Could you transcribe the material below exactly, without leaving out a single line?
----
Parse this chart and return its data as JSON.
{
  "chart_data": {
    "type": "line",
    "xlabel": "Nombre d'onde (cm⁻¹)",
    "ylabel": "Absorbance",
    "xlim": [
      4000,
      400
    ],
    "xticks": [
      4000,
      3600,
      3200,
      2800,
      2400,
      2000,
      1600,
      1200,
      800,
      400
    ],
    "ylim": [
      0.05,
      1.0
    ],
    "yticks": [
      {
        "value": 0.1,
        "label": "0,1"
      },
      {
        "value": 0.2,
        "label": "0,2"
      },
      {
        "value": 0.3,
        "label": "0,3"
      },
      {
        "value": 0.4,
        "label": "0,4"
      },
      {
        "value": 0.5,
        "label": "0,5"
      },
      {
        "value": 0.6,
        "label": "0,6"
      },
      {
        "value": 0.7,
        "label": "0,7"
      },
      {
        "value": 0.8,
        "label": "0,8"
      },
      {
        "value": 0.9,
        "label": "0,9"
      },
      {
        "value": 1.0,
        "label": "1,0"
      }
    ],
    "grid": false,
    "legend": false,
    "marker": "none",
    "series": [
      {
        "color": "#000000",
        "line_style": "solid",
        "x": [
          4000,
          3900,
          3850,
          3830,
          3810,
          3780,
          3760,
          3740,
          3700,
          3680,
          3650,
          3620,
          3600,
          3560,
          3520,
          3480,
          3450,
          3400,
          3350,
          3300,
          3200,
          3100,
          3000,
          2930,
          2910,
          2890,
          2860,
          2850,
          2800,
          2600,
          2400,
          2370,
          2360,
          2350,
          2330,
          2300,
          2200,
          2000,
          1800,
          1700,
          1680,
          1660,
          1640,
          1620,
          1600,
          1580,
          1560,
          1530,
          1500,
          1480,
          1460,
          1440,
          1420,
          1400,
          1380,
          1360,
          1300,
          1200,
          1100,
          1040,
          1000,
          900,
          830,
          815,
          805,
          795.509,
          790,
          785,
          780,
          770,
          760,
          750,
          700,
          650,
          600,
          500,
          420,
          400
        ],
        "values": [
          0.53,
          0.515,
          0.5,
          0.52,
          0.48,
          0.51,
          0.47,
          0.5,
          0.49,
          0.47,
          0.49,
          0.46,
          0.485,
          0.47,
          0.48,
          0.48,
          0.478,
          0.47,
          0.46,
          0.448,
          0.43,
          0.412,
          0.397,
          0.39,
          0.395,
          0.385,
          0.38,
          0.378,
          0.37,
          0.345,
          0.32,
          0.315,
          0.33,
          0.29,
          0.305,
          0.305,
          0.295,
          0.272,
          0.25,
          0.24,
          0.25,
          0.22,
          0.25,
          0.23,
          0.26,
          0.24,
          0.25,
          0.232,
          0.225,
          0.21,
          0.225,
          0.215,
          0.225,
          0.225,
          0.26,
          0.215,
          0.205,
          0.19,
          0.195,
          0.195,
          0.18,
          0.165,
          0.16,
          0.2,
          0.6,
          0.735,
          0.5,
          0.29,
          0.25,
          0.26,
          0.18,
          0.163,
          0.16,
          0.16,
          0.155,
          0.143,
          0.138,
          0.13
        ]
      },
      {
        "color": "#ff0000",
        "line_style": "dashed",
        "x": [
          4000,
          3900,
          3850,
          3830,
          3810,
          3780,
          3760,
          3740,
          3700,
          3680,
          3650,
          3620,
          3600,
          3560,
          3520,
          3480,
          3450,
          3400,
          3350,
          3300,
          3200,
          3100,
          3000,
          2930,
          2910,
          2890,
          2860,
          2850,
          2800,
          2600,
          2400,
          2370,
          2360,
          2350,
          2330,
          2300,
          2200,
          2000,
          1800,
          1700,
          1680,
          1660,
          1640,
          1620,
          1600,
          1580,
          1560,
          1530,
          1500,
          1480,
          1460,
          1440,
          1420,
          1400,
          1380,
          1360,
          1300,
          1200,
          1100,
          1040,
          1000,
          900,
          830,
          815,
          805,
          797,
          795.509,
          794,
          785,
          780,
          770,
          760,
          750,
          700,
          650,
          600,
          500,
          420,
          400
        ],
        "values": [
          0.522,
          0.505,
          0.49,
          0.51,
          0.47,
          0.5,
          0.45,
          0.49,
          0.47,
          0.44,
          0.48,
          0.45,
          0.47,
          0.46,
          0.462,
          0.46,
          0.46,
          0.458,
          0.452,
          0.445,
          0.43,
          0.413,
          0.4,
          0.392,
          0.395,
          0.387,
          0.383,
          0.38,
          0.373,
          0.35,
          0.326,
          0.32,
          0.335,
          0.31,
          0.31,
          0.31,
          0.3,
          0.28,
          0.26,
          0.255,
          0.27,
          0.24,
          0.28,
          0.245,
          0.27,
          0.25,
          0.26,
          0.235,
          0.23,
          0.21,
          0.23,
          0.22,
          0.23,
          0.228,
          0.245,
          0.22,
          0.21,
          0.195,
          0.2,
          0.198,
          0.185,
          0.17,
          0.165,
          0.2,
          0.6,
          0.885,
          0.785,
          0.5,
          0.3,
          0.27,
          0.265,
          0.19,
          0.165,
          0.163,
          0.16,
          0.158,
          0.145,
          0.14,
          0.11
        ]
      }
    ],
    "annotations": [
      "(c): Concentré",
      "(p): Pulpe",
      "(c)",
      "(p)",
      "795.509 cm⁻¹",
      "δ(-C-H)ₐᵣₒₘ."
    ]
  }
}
----
▸ **EXERCISE RESPONSE**:
Parse this chart and return its data as JSON.
{
  "chart_data": {
    "type": "line",
    "xlabel": "Nombre d'onde (cm⁻¹)",
    "ylabel": "Absorbance",
    "xlim": [
      4000,
      400
    ],
    "xticks": [
      4000,
      3600,
      3200,
      2800,
      2400,
      2000,
      1600,
      1200,
      800,
      400
    ],
    "ylim": [
      0.05,
      1.0
    ],
    "yticks": [
      {
        "value": 0.1,
        "label": "0,1"
      },
      {
        "value": 0.2,
        "label": "0,2"
      },
      {
        "value": 0.3,
        "label": "0,3"
      },
      {
        "value": 0.4,
        "label": "0,4"
      },
      {
        "value": 0.5,
        "label": "0,5"
      },
      {
        "value": 0.6,
        "label": "0,6"
      },
      {
        "value": 0.7,
        "label": "0,7"
      },
      {
        "value": 0.8,
        "label": "0,8"
      },
      {
        "value": 0.9,
        "label": "0,9"
      },
      {
        "value": 1.0,
        "label": "1,0"
      }
    ],
    "grid": false,
    "legend": false,
    "marker": "none",
    "series": [
      {
        "color": "#000000",
        "line_style": "solid",
        "x": [
          4000,
          3900,
          3850,
          3830,
          3810,
          3780,
          3760,
          3740,
          3700,
          3680,
          3650,
          3620,
          3600,
          3560,
          3520,
          3480,
          3450,
          3400,
          3350,
          3300,
          3200,
          3100,
          3000,
          2930,
          2910,
          2890,
          2860,
          2850,
          2800,
          2600,
          2400,
          2370,
          2360,
          2350,
          2330,
          2300,
          2200,
          2000,
          1800,
          1700,
          1680,
          1660,
          1640,
          1620,
          1600,
          1580,
          1560,
          1530,
          1500,
          1480,
          1460,
          1440,
          1420,
          1400,
          1380,
          1360,
          1300,
          1200,
          1100,
          1040,
          1000,
          900,
          830,
          815,
          805,
          795.509,
          790,
          785,
          780,
          770,
          760,
          750,
          700,
          650,
          600,
          500,
          420,
          400
        ],
        "values": [
          0.53,
          0.515,
          0.5,
          0.52,
          0.48,
          0.51,
          0.47,
          0.5,
          0.49,
          0.47,
          0.49,
          0.46,
          0.485,
          0.47,
          0.48,
          0.48,
          0.478,
          0.47,
          0.46,
          0.448,
          0.43,
          0.412,
          0.397,
          0.39,
          0.395,
          0.385,
          0.38,
          0.378,
          0.37,
          0.345,
          0.32,
          0.315,
          0.33,
          0.29,
          0.305,
          0.305,
          0.295,
          0.272,
          0.25,
          0.24,
          0.25,
          0.22,
          0.25,
          0.23,
          0.26,
          0.24,
          0.25,
          0.232,
          0.225,
          0.21,
          0.225,
          0.215,
          0.225,
          0.225,
          0.26,
          0.215,
          0.205,
          0.19,
          0.195,
          0.195,
          0.18,
          0.165,
          0.16,
          0.2,
          0.6,
          0.735,
          0.5,
          0.29,
          0.25,
          0.26,
          0.18,
          0.163,
          0.16,
          0.16,
          0.155,
          0.143,
          0.138,
          0.13
        ]
      },
      {
        "color": "#ff0000",
        "line_style": "dashed",
        "x": [
          4000,
          3900,
          3850,
          3830,
          3810,
          3780,
          3760,
          3740,
          3700,
          3680,
          3650,
          3620,
          3600,
          3560,
          3520,
          3480,
          3450,
          3400,
          3350,
          3300,
          3200,
          3100,
          3000,
          2930,
          2910,
          2890,
          2860,
          2850,
          2800,
          2600,
          2400,
          2370,
          2360,
          2350,
          2330,
          2300,
          2200,
          2000,
          1800,
          1700,
          1680,
          1660,
          1640,
          1620,
          1600,
          1580,
          1560,
          1530,
          1500,
          1480,
          1460,
          1440,
          1420,
          1400,
          1380,
          1360,
          1300,
          1200,
          1100,
          1040,
          1000,
          900,
          830,
          815,
          805,
          797,
          795.509,
          794,
          785,
          780,
          770,
          760,
          750,
          700,
          650,
          600,
          500,
          420,
          400
        ],
        "values": [
          0.522,
          0.505,
          0.49,
          0.51,
          0.47,
          0.5,
          0.45,
          0.49,
          0.47,
          0.44,
          0.48,
          0.45,
          0.47,
          0.46,
          0.462,
          0.46,
          0.46,
          0.458,
          0.452,
          0.445,
          0.43,
          0.413,
          0.4,
          0.392,
          0.395,
          0.387,
          0.383,
          0.38,
          0.373,
          0.35,
          0.326,
          0.32,
          0.335,
          0.31,
          0.31,
          0.31,
          0.3,
          0.28,
          0.26,
          0.255,
          0.27,
          0.24,
          0.28,
          0.245,
          0.27,
          0.25,
          0.26,
          0.235,
          0.23,
          0.21,
          0.23,
          0.22,
          0.23,
          0.228,
          0.245,
          0.22,
          0.21,
          0.195,
          0.2,
          0.198,
          0.185,
          0.17,
          0.165,
          0.2,
          0.6,
          0.885,
          0.785,
          0.5,
          0.3,
          0.27,
          0.265,
          0.19,
          0.165,
          0.163,
          0.16,
          0.158,
          0.145,
          0.14,
          0.11
        ]
      }
    ],
    "annotations": [
      "(c): Concentré",
      "(p): Pulpe",
      "(c)",
      "(p)",
      "795.509 cm⁻¹",
      "δ(-C-H)ₐᵣₒₘ."
    ]
  }
}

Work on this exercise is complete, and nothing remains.